» TASK DIRECTIONS: Which lines contain the string "AMARILLO"? Please list every one of them.

***

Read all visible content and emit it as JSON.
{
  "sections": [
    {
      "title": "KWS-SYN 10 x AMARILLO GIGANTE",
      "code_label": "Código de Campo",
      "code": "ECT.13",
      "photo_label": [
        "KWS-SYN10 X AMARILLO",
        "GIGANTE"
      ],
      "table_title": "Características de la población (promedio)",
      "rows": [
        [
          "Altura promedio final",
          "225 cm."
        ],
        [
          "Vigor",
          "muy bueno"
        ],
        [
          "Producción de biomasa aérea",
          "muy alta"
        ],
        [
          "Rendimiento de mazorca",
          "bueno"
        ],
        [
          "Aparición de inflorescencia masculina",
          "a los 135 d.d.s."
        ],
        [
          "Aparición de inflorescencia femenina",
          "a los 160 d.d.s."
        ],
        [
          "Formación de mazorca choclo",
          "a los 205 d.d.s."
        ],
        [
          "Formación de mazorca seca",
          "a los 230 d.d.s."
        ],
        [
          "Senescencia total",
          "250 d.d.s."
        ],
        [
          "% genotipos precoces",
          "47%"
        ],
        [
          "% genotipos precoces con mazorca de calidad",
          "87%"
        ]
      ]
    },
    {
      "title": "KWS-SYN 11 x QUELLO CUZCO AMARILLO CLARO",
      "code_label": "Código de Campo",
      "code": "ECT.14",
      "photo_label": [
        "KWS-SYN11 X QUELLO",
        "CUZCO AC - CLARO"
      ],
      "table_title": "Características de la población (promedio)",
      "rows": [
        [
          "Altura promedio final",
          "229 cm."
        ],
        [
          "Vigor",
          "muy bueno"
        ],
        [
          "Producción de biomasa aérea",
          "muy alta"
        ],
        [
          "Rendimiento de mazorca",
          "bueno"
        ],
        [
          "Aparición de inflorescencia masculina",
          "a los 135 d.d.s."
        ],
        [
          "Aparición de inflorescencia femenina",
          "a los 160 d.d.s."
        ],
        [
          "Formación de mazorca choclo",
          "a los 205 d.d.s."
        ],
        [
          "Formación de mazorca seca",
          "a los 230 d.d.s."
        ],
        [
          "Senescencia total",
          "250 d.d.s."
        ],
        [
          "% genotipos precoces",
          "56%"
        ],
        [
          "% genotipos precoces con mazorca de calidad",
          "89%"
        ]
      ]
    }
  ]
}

***

» ANSWER FOR THIS EXERCISE:
      "title": "KWS-SYN 10 x AMARILLO GIGANTE",
        "KWS-SYN10 X AMARILLO",
      "title": "KWS-SYN 11 x QUELLO CUZCO AMARILLO CLARO",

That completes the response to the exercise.